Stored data
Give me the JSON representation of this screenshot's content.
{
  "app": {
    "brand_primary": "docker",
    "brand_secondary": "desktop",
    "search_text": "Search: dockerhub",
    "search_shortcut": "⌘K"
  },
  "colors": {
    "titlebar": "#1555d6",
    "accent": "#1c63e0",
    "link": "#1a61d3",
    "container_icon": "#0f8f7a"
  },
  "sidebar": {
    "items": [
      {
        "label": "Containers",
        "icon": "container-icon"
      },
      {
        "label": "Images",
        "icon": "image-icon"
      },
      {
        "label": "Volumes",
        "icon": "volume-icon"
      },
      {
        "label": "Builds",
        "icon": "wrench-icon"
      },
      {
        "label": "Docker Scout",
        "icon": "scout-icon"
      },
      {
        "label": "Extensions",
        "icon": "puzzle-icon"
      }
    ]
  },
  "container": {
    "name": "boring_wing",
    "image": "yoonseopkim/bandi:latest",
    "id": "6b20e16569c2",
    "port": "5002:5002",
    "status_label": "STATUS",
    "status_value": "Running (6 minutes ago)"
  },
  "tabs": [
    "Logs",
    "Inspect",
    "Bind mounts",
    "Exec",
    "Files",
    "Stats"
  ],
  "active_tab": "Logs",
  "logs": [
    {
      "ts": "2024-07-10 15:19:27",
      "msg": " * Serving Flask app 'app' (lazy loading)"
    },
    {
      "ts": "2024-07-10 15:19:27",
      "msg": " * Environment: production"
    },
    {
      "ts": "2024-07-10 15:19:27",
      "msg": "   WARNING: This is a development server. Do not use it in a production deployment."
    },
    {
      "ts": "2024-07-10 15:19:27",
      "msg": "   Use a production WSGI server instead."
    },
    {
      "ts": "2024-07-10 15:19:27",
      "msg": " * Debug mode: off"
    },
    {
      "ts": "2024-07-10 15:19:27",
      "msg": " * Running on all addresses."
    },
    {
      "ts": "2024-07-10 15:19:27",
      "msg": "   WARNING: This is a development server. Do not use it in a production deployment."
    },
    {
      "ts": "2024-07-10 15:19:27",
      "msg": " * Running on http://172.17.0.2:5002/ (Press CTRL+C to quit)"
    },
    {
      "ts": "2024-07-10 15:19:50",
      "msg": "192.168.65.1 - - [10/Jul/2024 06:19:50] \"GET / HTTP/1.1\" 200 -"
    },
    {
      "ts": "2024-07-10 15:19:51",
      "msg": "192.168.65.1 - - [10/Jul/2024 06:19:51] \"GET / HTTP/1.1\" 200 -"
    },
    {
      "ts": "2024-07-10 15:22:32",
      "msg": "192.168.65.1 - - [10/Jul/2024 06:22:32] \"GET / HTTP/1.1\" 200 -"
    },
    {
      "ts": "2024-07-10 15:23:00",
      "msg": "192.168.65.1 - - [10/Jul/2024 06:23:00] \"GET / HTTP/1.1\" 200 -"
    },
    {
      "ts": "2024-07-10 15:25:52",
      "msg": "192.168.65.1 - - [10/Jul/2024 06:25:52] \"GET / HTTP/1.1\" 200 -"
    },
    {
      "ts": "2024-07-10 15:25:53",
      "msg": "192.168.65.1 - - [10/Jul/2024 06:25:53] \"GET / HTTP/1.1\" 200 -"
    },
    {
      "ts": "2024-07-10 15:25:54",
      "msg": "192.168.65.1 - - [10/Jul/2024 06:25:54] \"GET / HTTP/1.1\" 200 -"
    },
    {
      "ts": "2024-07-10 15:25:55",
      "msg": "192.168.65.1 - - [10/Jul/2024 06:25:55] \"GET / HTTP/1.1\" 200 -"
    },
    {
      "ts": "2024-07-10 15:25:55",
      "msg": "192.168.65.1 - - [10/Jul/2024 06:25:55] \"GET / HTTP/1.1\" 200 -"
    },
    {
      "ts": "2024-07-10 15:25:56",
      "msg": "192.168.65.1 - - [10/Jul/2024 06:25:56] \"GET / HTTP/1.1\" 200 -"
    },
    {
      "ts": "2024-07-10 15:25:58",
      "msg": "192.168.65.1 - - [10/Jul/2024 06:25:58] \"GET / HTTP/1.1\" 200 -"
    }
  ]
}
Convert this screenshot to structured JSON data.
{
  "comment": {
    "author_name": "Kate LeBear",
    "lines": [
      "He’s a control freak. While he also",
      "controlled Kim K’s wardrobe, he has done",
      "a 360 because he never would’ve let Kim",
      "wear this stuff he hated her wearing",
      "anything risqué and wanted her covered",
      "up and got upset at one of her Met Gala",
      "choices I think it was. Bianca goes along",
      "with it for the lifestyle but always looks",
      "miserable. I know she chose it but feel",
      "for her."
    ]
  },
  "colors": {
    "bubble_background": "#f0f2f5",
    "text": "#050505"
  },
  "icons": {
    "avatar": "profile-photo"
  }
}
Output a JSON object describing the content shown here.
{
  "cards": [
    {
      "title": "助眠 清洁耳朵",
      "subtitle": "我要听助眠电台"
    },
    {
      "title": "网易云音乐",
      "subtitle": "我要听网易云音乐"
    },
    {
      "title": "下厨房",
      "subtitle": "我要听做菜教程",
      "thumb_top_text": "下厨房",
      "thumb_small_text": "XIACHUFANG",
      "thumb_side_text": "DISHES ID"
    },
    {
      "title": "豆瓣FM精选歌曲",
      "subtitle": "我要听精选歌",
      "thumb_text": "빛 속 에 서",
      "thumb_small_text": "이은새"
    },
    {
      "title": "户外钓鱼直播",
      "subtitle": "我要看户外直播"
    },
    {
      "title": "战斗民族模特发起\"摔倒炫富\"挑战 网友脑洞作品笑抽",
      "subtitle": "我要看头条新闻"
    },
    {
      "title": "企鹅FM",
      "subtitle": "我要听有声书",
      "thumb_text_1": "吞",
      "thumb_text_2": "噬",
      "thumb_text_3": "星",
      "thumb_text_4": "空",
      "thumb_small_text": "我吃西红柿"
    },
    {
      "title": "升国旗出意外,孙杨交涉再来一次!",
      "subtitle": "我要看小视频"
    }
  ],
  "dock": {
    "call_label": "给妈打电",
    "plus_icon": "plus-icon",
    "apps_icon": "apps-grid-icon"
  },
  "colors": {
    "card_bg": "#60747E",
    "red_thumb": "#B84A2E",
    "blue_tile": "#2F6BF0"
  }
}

Short exercise. Print the whole listing exactly as it is.

Solution for this problem.
Give me the JSON representation of this screenshot's content.
{
  "app": {
    "brand_primary": "docker",
    "brand_secondary": "desktop",
    "search_text": "Search: dockerhub",
    "search_shortcut": "⌘K"
  },
  "colors": {
    "titlebar": "#1555d6",
    "accent": "#1c63e0",
    "link": "#1a61d3",
    "container_icon": "#0f8f7a"
  },
  "sidebar": {
    "items": [
      {
        "label": "Containers",
        "icon": "container-icon"
      },
      {
        "label": "Images",
        "icon": "image-icon"
      },
      {
        "label": "Volumes",
        "icon": "volume-icon"
      },
      {
        "label": "Builds",
        "icon": "wrench-icon"
      },
      {
        "label": "Docker Scout",
        "icon": "scout-icon"
      },
      {
        "label": "Extensions",
        "icon": "puzzle-icon"
      }
    ]
  },
  "container": {
    "name": "boring_wing",
    "image": "yoonseopkim/bandi:latest",
    "id": "6b20e16569c2",
    "port": "5002:5002",
    "status_label": "STATUS",
    "status_value": "Running (6 minutes ago)"
  },
  "tabs": [
    "Logs",
    "Inspect",
    "Bind mounts",
    "Exec",
    "Files",
    "Stats"
  ],
  "active_tab": "Logs",
  "logs": [
    {
      "ts": "2024-07-10 15:19:27",
      "msg": " * Serving Flask app 'app' (lazy loading)"
    },
    {
      "ts": "2024-07-10 15:19:27",
      "msg": " * Environment: production"
    },
    {
      "ts": "2024-07-10 15:19:27",
      "msg": "   WARNING: This is a development server. Do not use it in a production deployment."
    },
    {
      "ts": "2024-07-10 15:19:27",
      "msg": "   Use a production WSGI server instead."
    },
    {
      "ts": "2024-07-10 15:19:27",
      "msg": " * Debug mode: off"
    },
    {
      "ts": "2024-07-10 15:19:27",
      "msg": " * Running on all addresses."
    },
    {
      "ts": "2024-07-10 15:19:27",
      "msg": "   WARNING: This is a development server. Do not use it in a production deployment."
    },
    {
      "ts": "2024-07-10 15:19:27",
      "msg": " * Running on http://172.17.0.2:5002/ (Press CTRL+C to quit)"
    },
    {
      "ts": "2024-07-10 15:19:50",
      "msg": "192.168.65.1 - - [10/Jul/2024 06:19:50] \"GET / HTTP/1.1\" 200 -"
    },
    {
      "ts": "2024-07-10 15:19:51",
      "msg": "192.168.65.1 - - [10/Jul/2024 06:19:51] \"GET / HTTP/1.1\" 200 -"
    },
    {
      "ts": "2024-07-10 15:22:32",
      "msg": "192.168.65.1 - - [10/Jul/2024 06:22:32] \"GET / HTTP/1.1\" 200 -"
    },
    {
      "ts": "2024-07-10 15:23:00",
      "msg": "192.168.65.1 - - [10/Jul/2024 06:23:00] \"GET / HTTP/1.1\" 200 -"
    },
    {
      "ts": "2024-07-10 15:25:52",
      "msg": "192.168.65.1 - - [10/Jul/2024 06:25:52] \"GET / HTTP/1.1\" 200 -"
    },
    {
      "ts": "2024-07-10 15:25:53",
      "msg": "192.168.65.1 - - [10/Jul/2024 06:25:53] \"GET / HTTP/1.1\" 200 -"
    },
    {
      "ts": "2024-07-10 15:25:54",
      "msg": "192.168.65.1 - - [10/Jul/2024 06:25:54] \"GET / HTTP/1.1\" 200 -"
    },
    {
      "ts": "2024-07-10 15:25:55",
      "msg": "192.168.65.1 - - [10/Jul/2024 06:25:55] \"GET / HTTP/1.1\" 200 -"
    },
    {
      "ts": "2024-07-10 15:25:55",
      "msg": "192.168.65.1 - - [10/Jul/2024 06:25:55] \"GET / HTTP/1.1\" 200 -"
    },
    {
      "ts": "2024-07-10 15:25:56",
      "msg": "192.168.65.1 - - [10/Jul/2024 06:25:56] \"GET / HTTP/1.1\" 200 -"
    },
    {
      "ts": "2024-07-10 15:25:58",
      "msg": "192.168.65.1 - - [10/Jul/2024 06:25:58] \"GET / HTTP/1.1\" 200 -"
    }
  ]
}
Convert this screenshot to structured JSON data.
{
  "comment": {
    "author_name": "Kate LeBear",
    "lines": [
      "He’s a control freak. While he also",
      "controlled Kim K’s wardrobe, he has done",
      "a 360 because he never would’ve let Kim",
      "wear this stuff he hated her wearing",
      "anything risqué and wanted her covered",
      "up and got upset at one of her Met Gala",
      "choices I think it was. Bianca goes along",
      "with it for the lifestyle but always looks",
      "miserable. I know she chose it but feel",
      "for her."
    ]
  },
  "colors": {
    "bubble_background": "#f0f2f5",
    "text": "#050505"
  },
  "icons": {
    "avatar": "profile-photo"
  }
}
Output a JSON object describing the content shown here.
{
  "cards": [
    {
      "title": "助眠 清洁耳朵",
      "subtitle": "我要听助眠电台"
    },
    {
      "title": "网易云音乐",
      "subtitle": "我要听网易云音乐"
    },
    {
      "title": "下厨房",
      "subtitle": "我要听做菜教程",
      "thumb_top_text": "下厨房",
      "thumb_small_text": "XIACHUFANG",
      "thumb_side_text": "DISHES ID"
    },
    {
      "title": "豆瓣FM精选歌曲",
      "subtitle": "我要听精选歌",
      "thumb_text": "빛 속 에 서",
      "thumb_small_text": "이은새"
    },
    {
      "title": "户外钓鱼直播",
      "subtitle": "我要看户外直播"
    },
    {
      "title": "战斗民族模特发起\"摔倒炫富\"挑战 网友脑洞作品笑抽",
      "subtitle": "我要看头条新闻"
    },
    {
      "title": "企鹅FM",
      "subtitle": "我要听有声书",
      "thumb_text_1": "吞",
      "thumb_text_2": "噬",
      "thumb_text_3": "星",
      "thumb_text_4": "空",
      "thumb_small_text": "我吃西红柿"
    },
    {
      "title": "升国旗出意外,孙杨交涉再来一次!",
      "subtitle": "我要看小视频"
    }
  ],
  "dock": {
    "call_label": "给妈打电",
    "plus_icon": "plus-icon",
    "apps_icon": "apps-grid-icon"
  },
  "colors": {
    "card_bg": "#60747E",
    "red_thumb": "#B84A2E",
    "blue_tile": "#2F6BF0"
  }
}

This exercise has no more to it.